*Problem requirements*:
Compile every line that includes the word "больного".

(Some records)
# # # #
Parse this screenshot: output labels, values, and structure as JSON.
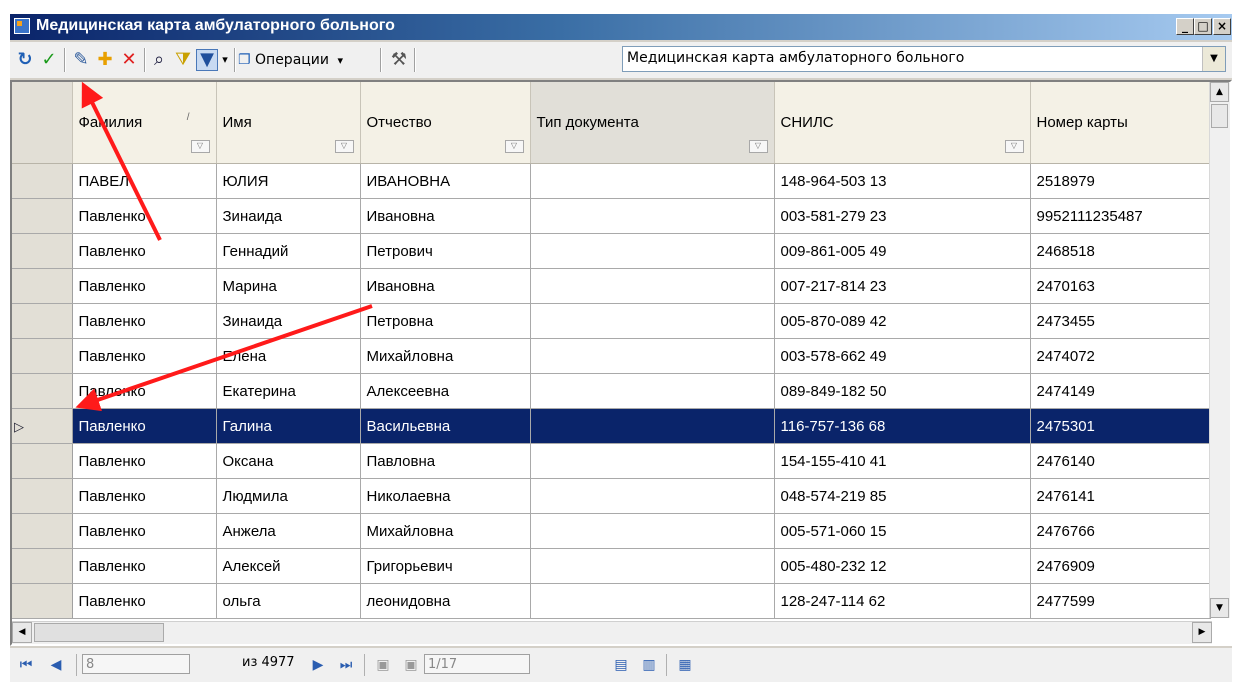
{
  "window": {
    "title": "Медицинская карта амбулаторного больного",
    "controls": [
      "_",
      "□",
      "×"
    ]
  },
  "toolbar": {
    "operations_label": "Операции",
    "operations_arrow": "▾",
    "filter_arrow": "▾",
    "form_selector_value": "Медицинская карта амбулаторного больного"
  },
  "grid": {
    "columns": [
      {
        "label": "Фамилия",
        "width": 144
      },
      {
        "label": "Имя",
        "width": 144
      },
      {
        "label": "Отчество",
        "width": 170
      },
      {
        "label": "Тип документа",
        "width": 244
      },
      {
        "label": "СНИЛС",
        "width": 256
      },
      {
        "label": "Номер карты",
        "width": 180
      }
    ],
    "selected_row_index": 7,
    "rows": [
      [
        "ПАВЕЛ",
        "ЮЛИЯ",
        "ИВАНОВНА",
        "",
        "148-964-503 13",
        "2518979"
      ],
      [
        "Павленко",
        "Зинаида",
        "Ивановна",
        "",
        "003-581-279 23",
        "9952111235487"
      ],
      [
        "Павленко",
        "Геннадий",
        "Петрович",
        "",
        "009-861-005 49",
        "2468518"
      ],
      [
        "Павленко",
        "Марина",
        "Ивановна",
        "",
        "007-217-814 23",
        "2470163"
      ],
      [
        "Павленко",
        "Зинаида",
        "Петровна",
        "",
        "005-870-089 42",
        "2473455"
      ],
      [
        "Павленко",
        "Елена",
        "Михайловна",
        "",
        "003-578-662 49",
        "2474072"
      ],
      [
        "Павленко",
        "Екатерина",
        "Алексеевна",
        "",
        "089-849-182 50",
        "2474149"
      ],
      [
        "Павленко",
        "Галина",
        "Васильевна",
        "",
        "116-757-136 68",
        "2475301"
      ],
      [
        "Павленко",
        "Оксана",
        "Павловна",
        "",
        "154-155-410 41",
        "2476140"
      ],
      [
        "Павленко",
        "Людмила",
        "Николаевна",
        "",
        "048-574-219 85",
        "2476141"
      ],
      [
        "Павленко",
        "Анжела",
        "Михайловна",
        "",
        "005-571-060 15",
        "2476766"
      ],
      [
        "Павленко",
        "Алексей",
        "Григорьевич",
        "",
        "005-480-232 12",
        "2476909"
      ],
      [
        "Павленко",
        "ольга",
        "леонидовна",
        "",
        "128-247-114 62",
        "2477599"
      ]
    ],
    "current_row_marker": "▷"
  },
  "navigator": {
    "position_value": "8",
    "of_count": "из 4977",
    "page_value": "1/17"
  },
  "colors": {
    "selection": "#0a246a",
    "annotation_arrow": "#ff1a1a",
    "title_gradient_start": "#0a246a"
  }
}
# # # #
*Finished answer*:
    "title": "Медицинская карта амбулаторного больного",
    "form_selector_value": "Медицинская карта амбулаторного больного"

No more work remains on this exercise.